AIM
Review the listing and copy each line that holds the word "उतरव".

MATERIAL SHOWN
■ ■ ■ ■ ■ ■ ■

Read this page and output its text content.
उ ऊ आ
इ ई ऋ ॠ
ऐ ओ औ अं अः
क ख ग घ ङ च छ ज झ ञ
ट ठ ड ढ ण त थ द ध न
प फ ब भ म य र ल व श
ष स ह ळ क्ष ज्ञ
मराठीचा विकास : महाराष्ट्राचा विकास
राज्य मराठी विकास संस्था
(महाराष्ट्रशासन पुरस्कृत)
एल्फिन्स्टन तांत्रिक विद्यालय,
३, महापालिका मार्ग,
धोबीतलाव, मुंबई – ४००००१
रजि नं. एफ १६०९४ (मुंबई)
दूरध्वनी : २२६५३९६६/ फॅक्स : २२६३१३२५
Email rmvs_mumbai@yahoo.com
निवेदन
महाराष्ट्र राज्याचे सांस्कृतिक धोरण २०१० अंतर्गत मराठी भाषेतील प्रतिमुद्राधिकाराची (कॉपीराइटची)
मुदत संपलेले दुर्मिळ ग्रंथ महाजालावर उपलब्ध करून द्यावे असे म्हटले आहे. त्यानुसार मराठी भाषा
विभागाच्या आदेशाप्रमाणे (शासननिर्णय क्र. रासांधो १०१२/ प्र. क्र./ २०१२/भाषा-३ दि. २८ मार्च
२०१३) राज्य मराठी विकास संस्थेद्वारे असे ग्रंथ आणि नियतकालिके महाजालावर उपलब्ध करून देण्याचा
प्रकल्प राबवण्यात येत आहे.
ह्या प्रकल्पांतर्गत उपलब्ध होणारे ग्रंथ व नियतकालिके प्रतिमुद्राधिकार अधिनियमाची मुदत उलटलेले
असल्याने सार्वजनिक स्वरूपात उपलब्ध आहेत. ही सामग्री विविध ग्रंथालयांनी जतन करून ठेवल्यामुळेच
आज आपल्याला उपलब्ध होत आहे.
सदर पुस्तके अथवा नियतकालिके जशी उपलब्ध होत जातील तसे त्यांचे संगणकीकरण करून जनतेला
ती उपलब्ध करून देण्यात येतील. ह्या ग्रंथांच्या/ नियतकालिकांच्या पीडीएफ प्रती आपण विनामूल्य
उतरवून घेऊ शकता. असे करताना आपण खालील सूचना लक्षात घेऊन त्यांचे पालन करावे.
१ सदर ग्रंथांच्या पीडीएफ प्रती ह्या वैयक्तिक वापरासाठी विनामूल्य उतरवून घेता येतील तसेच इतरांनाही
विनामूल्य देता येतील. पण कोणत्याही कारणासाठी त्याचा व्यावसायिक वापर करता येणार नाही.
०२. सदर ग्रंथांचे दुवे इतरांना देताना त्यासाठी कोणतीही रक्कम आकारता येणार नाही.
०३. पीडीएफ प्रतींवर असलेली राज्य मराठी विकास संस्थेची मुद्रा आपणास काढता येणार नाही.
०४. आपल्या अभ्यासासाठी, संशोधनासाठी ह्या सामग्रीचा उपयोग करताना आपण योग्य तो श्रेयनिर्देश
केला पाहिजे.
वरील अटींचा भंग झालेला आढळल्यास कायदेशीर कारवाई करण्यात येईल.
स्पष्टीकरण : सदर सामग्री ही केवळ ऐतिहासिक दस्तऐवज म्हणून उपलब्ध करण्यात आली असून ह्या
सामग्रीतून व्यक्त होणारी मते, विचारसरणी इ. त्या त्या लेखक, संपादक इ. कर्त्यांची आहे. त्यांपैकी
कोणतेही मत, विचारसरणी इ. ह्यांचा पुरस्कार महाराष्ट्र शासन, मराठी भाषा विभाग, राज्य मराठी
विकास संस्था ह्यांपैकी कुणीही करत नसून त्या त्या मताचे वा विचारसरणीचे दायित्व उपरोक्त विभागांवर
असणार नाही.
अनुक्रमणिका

■ ■ ■ ■ ■ ■ ■

WRITTEN ANSWER
उतरवून घेऊ शकता. असे करताना आपण खालील सूचना लक्षात घेऊन त्यांचे पालन करावे.
१ सदर ग्रंथांच्या पीडीएफ प्रती ह्या वैयक्तिक वापरासाठी विनामूल्य उतरवून घेता येतील तसेच इतरांनाही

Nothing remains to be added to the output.